→ Document excerpt:
──────────

Returning Kiwis key to steady house prices – Report

Three additional factors also play a part in market resilience

Returning Kiwis key to steady house prices – Report

New Zealand's property market continues to recover from the COVID-19 lockdown – and returning Kiwis seem to be the key to house price stability, according to the latest CoreLogic Quotable Value (QV) House Price Index.

The latest CoreLogic QV House Price Index increased by 1.3% in the three months to June, with the average house prices rising to $738,018.

David Nagel, the general manager of QV, pointed out that market resilience partly depends on returning Kiwis increasing buyer and seller demand. Keeping interest rates low, reducing unemployment, and addressing COVID-19 would also help in keeping the market stable.

“That's a lot of people that have to find somewhere to live and makes up significantly for what will be a significant reduction in normal migration numbers. Certainly, they're filling the void at the moment,” Nagel said, as reported by RNZ.

Read more: Aucklanders keen to enter Waikato housing market

Despite the impacts of COVID-19, the market still saw some activity as realtors and sellers continued to hold open homes and auctions.

──────────

→ Raw data:
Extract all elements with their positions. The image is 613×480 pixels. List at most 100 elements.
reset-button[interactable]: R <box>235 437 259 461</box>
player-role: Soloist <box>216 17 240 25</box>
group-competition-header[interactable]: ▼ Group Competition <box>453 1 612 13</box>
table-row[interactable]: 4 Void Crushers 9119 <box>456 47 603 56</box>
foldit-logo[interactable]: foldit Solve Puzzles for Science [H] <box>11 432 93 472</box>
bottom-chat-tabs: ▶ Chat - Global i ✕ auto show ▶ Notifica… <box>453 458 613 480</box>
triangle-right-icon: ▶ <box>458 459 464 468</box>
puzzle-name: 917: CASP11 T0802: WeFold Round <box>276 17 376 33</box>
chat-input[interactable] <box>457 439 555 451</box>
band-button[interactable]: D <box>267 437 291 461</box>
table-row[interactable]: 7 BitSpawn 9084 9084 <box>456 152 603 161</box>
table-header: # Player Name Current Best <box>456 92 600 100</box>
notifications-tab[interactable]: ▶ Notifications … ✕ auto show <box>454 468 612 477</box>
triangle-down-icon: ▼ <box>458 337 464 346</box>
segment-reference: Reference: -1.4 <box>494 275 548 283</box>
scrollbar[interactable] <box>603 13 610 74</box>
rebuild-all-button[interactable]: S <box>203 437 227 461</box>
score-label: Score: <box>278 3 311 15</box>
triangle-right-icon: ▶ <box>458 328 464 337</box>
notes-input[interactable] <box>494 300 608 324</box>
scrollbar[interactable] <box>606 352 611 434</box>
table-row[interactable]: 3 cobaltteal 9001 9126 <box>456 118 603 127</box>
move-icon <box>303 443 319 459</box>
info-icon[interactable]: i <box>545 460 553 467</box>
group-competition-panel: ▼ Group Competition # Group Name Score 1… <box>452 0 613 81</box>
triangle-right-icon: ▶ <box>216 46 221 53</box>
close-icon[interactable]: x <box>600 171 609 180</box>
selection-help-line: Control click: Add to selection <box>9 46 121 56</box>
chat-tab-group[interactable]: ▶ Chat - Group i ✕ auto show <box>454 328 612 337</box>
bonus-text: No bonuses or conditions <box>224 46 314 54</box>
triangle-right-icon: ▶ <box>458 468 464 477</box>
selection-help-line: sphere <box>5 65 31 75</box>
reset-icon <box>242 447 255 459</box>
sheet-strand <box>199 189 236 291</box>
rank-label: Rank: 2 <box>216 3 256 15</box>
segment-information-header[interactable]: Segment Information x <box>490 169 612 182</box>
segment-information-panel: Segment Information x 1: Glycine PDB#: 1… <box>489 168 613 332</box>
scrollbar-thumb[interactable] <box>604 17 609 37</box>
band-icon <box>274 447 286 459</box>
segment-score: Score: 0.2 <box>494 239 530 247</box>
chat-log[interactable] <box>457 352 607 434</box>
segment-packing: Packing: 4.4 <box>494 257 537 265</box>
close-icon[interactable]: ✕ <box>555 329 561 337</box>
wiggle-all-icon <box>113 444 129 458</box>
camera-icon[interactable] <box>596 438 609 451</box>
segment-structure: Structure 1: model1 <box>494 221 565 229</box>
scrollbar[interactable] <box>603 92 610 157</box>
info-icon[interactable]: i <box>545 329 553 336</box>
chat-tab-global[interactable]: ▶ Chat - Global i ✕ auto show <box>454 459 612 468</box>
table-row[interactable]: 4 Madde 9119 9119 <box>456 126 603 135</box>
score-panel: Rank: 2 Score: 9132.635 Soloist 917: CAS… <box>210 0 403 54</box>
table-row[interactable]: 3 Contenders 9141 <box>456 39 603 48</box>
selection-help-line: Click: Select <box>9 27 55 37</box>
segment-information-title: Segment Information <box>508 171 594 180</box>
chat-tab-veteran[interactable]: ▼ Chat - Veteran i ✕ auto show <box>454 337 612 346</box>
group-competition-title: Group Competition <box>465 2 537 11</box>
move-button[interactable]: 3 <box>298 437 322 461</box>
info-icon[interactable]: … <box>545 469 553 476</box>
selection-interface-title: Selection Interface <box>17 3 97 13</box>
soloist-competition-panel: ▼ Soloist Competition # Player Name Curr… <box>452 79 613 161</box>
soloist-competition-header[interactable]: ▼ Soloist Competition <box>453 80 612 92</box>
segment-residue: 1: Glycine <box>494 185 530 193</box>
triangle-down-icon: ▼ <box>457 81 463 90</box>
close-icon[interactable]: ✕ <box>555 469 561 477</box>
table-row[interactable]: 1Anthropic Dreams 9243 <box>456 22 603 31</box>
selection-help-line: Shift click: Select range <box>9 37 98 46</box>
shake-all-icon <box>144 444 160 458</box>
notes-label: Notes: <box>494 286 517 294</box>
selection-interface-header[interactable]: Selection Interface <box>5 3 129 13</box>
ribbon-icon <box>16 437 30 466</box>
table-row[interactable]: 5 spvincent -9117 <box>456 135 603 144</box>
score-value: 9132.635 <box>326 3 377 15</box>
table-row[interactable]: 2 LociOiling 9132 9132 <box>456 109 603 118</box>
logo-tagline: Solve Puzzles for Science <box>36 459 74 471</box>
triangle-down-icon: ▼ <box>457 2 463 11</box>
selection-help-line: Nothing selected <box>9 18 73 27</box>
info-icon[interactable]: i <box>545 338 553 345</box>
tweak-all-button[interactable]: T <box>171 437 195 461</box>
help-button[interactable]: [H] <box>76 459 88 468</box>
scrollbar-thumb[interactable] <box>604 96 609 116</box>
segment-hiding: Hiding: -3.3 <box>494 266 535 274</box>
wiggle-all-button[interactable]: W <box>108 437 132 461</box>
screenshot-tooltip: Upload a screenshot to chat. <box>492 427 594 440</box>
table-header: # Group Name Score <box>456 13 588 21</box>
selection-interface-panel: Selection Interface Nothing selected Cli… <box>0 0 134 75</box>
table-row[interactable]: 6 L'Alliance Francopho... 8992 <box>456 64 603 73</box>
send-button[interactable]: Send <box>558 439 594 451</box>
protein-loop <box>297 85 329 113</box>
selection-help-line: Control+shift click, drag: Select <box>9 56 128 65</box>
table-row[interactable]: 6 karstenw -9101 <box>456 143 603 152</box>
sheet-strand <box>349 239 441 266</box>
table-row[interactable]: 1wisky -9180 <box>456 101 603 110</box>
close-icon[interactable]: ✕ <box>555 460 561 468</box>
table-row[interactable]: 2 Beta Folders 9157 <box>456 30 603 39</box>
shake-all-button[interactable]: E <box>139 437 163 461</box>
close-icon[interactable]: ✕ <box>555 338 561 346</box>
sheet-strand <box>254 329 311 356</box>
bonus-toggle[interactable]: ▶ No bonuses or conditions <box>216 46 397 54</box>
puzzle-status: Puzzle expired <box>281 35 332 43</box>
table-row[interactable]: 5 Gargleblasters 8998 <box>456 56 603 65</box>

──────────

→ Exercise set:
[a] Check each statement below against the article on returning Kiwis and house prices. For each, answer yes or no and quote the words from the article that decide it.
(i) The CoreLogic QV House Price Index rose by 1.3% in the three months to June.
(ii) Average house prices fell to $738,018.
(iii) Open homes and auctions stopped during COVID-19.
[b] According to the article on returning Kiwis and house prices, what are all the factors that David Nagel connects with keeping the property market resilient or stable?
[c] Duplicate the part of the article on returning Kiwis and house prices starting at "New Zealand's property" and ending at "House Price Index.".

→ Solved tasks:
[a]
(i) Yes: "The latest CoreLogic QV House Price Index increased by 1.3% in the three months to June"
(ii) No: "with the average house prices rising to $738,018"
(iii) No: "realtors and sellers continued to hold open homes and auctions"

[b]
- Returning Kiwis increasing buyer and seller demand
- Keeping interest rates low
- Reducing unemployment
- Addressing COVID-19

[c]
New Zealand's property market continues to recover from the COVID-19 lockdown – and returning Kiwis seem to be the key to house price stability, according to the latest CoreLogic Quotable Value (QV) House Price Index.